Exercise objective:
Print all the records exactly, please.

++++ Data rows

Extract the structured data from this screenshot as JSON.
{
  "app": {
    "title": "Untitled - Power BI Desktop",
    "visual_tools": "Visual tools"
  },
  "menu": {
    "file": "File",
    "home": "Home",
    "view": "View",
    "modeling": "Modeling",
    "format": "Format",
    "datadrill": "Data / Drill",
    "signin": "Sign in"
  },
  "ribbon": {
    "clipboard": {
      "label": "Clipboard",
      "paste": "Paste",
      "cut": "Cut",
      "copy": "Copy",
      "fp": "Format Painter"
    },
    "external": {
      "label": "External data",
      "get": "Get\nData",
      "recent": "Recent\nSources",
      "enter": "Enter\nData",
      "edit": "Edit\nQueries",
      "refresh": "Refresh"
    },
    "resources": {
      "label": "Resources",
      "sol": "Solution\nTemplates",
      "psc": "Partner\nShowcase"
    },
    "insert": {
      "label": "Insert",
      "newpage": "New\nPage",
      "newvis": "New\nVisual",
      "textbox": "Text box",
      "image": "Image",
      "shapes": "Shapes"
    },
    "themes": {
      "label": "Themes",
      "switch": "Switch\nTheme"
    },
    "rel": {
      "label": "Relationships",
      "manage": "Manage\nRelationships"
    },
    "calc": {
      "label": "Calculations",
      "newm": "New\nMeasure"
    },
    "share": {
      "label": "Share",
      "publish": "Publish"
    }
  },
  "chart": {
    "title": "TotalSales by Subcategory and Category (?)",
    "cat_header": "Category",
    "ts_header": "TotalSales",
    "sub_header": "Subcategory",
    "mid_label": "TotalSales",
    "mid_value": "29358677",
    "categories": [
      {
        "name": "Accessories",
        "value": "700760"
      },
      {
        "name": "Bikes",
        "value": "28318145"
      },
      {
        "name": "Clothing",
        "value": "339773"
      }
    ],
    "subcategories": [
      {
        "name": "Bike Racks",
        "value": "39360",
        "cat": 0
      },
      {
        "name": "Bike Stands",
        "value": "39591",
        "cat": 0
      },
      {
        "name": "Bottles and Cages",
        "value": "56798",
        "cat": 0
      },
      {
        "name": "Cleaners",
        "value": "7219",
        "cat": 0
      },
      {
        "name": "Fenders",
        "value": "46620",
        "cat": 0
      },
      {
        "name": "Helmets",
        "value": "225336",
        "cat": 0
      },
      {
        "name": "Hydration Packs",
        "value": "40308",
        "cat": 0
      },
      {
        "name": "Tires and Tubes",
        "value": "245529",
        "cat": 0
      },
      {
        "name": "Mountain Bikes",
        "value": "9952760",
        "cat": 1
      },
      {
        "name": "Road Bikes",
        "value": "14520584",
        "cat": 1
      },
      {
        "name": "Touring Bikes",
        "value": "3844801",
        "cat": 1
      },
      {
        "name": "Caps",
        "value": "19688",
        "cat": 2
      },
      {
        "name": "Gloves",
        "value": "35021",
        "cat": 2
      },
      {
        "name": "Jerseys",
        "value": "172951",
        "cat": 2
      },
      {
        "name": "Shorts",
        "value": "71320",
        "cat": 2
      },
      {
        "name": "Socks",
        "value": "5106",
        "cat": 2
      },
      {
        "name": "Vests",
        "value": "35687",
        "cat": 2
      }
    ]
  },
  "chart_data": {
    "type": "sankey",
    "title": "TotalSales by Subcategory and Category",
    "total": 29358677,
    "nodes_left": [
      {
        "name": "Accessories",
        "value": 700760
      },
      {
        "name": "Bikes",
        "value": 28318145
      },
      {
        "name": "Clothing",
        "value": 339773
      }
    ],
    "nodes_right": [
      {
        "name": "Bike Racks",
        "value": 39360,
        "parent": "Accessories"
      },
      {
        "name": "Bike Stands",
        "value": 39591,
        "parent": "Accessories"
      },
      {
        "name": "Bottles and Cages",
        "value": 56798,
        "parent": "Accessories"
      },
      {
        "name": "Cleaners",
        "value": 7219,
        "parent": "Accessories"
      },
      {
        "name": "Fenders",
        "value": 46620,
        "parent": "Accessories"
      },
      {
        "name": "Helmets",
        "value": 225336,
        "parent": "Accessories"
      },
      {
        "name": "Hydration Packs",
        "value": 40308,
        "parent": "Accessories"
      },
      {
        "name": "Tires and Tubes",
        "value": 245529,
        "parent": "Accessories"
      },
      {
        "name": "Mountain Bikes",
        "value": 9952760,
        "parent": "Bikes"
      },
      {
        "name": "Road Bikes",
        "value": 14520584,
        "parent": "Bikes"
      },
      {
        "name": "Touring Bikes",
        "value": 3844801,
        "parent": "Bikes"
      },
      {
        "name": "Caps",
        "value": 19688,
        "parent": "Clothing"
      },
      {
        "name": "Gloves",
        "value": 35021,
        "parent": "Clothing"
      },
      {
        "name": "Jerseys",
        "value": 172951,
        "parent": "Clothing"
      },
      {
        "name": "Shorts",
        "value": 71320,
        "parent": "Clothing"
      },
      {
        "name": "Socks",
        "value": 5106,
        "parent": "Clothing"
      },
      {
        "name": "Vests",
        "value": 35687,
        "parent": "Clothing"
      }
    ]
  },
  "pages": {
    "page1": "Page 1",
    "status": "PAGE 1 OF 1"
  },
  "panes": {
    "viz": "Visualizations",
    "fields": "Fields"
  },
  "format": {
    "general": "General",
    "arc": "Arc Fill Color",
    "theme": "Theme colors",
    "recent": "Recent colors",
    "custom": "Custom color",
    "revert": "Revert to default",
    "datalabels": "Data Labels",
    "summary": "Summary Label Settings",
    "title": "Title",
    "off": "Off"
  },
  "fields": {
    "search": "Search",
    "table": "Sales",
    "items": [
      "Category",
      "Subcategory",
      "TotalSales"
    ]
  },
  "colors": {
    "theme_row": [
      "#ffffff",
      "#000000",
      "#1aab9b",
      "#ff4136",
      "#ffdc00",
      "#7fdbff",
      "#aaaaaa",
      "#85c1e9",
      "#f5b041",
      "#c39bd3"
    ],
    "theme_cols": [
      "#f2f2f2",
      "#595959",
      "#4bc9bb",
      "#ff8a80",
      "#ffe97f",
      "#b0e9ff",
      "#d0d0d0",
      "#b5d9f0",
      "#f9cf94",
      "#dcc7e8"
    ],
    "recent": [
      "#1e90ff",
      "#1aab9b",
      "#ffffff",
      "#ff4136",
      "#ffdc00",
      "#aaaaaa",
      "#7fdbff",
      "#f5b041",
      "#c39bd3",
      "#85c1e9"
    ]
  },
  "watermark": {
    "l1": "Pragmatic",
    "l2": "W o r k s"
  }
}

++++++++

Task output:
Extract the structured data from this screenshot as JSON.
{
  "app": {
    "title": "Untitled - Power BI Desktop",
    "visual_tools": "Visual tools"
  },
  "menu": {
    "file": "File",
    "home": "Home",
    "view": "View",
    "modeling": "Modeling",
    "format": "Format",
    "datadrill": "Data / Drill",
    "signin": "Sign in"
  },
  "ribbon": {
    "clipboard": {
      "label": "Clipboard",
      "paste": "Paste",
      "cut": "Cut",
      "copy": "Copy",
      "fp": "Format Painter"
    },
    "external": {
      "label": "External data",
      "get": "Get\nData",
      "recent": "Recent\nSources",
      "enter": "Enter\nData",
      "edit": "Edit\nQueries",
      "refresh": "Refresh"
    },
    "resources": {
      "label": "Resources",
      "sol": "Solution\nTemplates",
      "psc": "Partner\nShowcase"
    },
    "insert": {
      "label": "Insert",
      "newpage": "New\nPage",
      "newvis": "New\nVisual",
      "textbox": "Text box",
      "image": "Image",
      "shapes": "Shapes"
    },
    "themes": {
      "label": "Themes",
      "switch": "Switch\nTheme"
    },
    "rel": {
      "label": "Relationships",
      "manage": "Manage\nRelationships"
    },
    "calc": {
      "label": "Calculations",
      "newm": "New\nMeasure"
    },
    "share": {
      "label": "Share",
      "publish": "Publish"
    }
  },
  "chart": {
    "title": "TotalSales by Subcategory and Category (?)",
    "cat_header": "Category",
    "ts_header": "TotalSales",
    "sub_header": "Subcategory",
    "mid_label": "TotalSales",
    "mid_value": "29358677",
    "categories": [
      {
        "name": "Accessories",
        "value": "700760"
      },
      {
        "name": "Bikes",
        "value": "28318145"
      },
      {
        "name": "Clothing",
        "value": "339773"
      }
    ],
    "subcategories": [
      {
        "name": "Bike Racks",
        "value": "39360",
        "cat": 0
      },
      {
        "name": "Bike Stands",
        "value": "39591",
        "cat": 0
      },
      {
        "name": "Bottles and Cages",
        "value": "56798",
        "cat": 0
      },
      {
        "name": "Cleaners",
        "value": "7219",
        "cat": 0
      },
      {
        "name": "Fenders",
        "value": "46620",
        "cat": 0
      },
      {
        "name": "Helmets",
        "value": "225336",
        "cat": 0
      },
      {
        "name": "Hydration Packs",
        "value": "40308",
        "cat": 0
      },
      {
        "name": "Tires and Tubes",
        "value": "245529",
        "cat": 0
      },
      {
        "name": "Mountain Bikes",
        "value": "9952760",
        "cat": 1
      },
      {
        "name": "Road Bikes",
        "value": "14520584",
        "cat": 1
      },
      {
        "name": "Touring Bikes",
        "value": "3844801",
        "cat": 1
      },
      {
        "name": "Caps",
        "value": "19688",
        "cat": 2
      },
      {
        "name": "Gloves",
        "value": "35021",
        "cat": 2
      },
      {
        "name": "Jerseys",
        "value": "172951",
        "cat": 2
      },
      {
        "name": "Shorts",
        "value": "71320",
        "cat": 2
      },
      {
        "name": "Socks",
        "value": "5106",
        "cat": 2
      },
      {
        "name": "Vests",
        "value": "35687",
        "cat": 2
      }
    ]
  },
  "chart_data": {
    "type": "sankey",
    "title": "TotalSales by Subcategory and Category",
    "total": 29358677,
    "nodes_left": [
      {
        "name": "Accessories",
        "value": 700760
      },
      {
        "name": "Bikes",
        "value": 28318145
      },
      {
        "name": "Clothing",
        "value": 339773
      }
    ],
    "nodes_right": [
      {
        "name": "Bike Racks",
        "value": 39360,
        "parent": "Accessories"
      },
      {
        "name": "Bike Stands",
        "value": 39591,
        "parent": "Accessories"
      },
      {
        "name": "Bottles and Cages",
        "value": 56798,
        "parent": "Accessories"
      },
      {
        "name": "Cleaners",
        "value": 7219,
        "parent": "Accessories"
      },
      {
        "name": "Fenders",
        "value": 46620,
        "parent": "Accessories"
      },
      {
        "name": "Helmets",
        "value": 225336,
        "parent": "Accessories"
      },
      {
        "name": "Hydration Packs",
        "value": 40308,
        "parent": "Accessories"
      },
      {
        "name": "Tires and Tubes",
        "value": 245529,
        "parent": "Accessories"
      },
      {
        "name": "Mountain Bikes",
        "value": 9952760,
        "parent": "Bikes"
      },
      {
        "name": "Road Bikes",
        "value": 14520584,
        "parent": "Bikes"
      },
      {
        "name": "Touring Bikes",
        "value": 3844801,
        "parent": "Bikes"
      },
      {
        "name": "Caps",
        "value": 19688,
        "parent": "Clothing"
      },
      {
        "name": "Gloves",
        "value": 35021,
        "parent": "Clothing"
      },
      {
        "name": "Jerseys",
        "value": 172951,
        "parent": "Clothing"
      },
      {
        "name": "Shorts",
        "value": 71320,
        "parent": "Clothing"
      },
      {
        "name": "Socks",
        "value": 5106,
        "parent": "Clothing"
      },
      {
        "name": "Vests",
        "value": 35687,
        "parent": "Clothing"
      }
    ]
  },
  "pages": {
    "page1": "Page 1",
    "status": "PAGE 1 OF 1"
  },
  "panes": {
    "viz": "Visualizations",
    "fields": "Fields"
  },
  "format": {
    "general": "General",
    "arc": "Arc Fill Color",
    "theme": "Theme colors",
    "recent": "Recent colors",
    "custom": "Custom color",
    "revert": "Revert to default",
    "datalabels": "Data Labels",
    "summary": "Summary Label Settings",
    "title": "Title",
    "off": "Off"
  },
  "fields": {
    "search": "Search",
    "table": "Sales",
    "items": [
      "Category",
      "Subcategory",
      "TotalSales"
    ]
  },
  "colors": {
    "theme_row": [
      "#ffffff",
      "#000000",
      "#1aab9b",
      "#ff4136",
      "#ffdc00",
      "#7fdbff",
      "#aaaaaa",
      "#85c1e9",
      "#f5b041",
      "#c39bd3"
    ],
    "theme_cols": [
      "#f2f2f2",
      "#595959",
      "#4bc9bb",
      "#ff8a80",
      "#ffe97f",
      "#b0e9ff",
      "#d0d0d0",
      "#b5d9f0",
      "#f9cf94",
      "#dcc7e8"
    ],
    "recent": [
      "#1e90ff",
      "#1aab9b",
      "#ffffff",
      "#ff4136",
      "#ffdc00",
      "#aaaaaa",
      "#7fdbff",
      "#f5b041",
      "#c39bd3",
      "#85c1e9"
    ]
  },
  "watermark": {
    "l1": "Pragmatic",
    "l2": "W o r k s"
  }
}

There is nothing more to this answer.